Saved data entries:
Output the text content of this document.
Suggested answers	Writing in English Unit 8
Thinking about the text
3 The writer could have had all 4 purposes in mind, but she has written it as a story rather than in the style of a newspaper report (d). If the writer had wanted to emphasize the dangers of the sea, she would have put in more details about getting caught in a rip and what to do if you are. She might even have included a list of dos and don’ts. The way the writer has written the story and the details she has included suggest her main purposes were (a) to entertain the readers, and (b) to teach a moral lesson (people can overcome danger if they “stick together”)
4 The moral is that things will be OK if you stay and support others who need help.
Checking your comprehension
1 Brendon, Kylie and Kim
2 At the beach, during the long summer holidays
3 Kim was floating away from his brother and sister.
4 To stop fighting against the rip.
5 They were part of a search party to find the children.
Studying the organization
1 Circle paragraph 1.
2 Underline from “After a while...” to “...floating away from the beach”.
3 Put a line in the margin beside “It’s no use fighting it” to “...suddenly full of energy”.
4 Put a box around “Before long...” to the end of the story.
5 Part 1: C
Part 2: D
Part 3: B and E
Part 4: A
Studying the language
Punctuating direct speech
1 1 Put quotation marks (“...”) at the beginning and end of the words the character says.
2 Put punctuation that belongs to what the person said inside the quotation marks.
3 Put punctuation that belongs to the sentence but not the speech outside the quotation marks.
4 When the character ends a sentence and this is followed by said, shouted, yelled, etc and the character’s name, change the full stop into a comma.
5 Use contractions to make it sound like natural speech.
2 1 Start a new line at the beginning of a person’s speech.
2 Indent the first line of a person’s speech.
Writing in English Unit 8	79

▸ Task statement:
Retype all the records, matching them exactly.

▸ Worked solution:
Output the text content of this document.
Suggested answers	Writing in English Unit 8
Thinking about the text
3 The writer could have had all 4 purposes in mind, but she has written it as a story rather than in the style of a newspaper report (d). If the writer had wanted to emphasize the dangers of the sea, she would have put in more details about getting caught in a rip and what to do if you are. She might even have included a list of dos and don’ts. The way the writer has written the story and the details she has included suggest her main purposes were (a) to entertain the readers, and (b) to teach a moral lesson (people can overcome danger if they “stick together”)
4 The moral is that things will be OK if you stay and support others who need help.
Checking your comprehension
1 Brendon, Kylie and Kim
2 At the beach, during the long summer holidays
3 Kim was floating away from his brother and sister.
4 To stop fighting against the rip.
5 They were part of a search party to find the children.
Studying the organization
1 Circle paragraph 1.
2 Underline from “After a while...” to “...floating away from the beach”.
3 Put a line in the margin beside “It’s no use fighting it” to “...suddenly full of energy”.
4 Put a box around “Before long...” to the end of the story.
5 Part 1: C
Part 2: D
Part 3: B and E
Part 4: A
Studying the language
Punctuating direct speech
1 1 Put quotation marks (“...”) at the beginning and end of the words the character says.
2 Put punctuation that belongs to what the person said inside the quotation marks.
3 Put punctuation that belongs to the sentence but not the speech outside the quotation marks.
4 When the character ends a sentence and this is followed by said, shouted, yelled, etc and the character’s name, change the full stop into a comma.
5 Use contractions to make it sound like natural speech.
2 1 Start a new line at the beginning of a person’s speech.
2 Indent the first line of a person’s speech.
Writing in English Unit 8	79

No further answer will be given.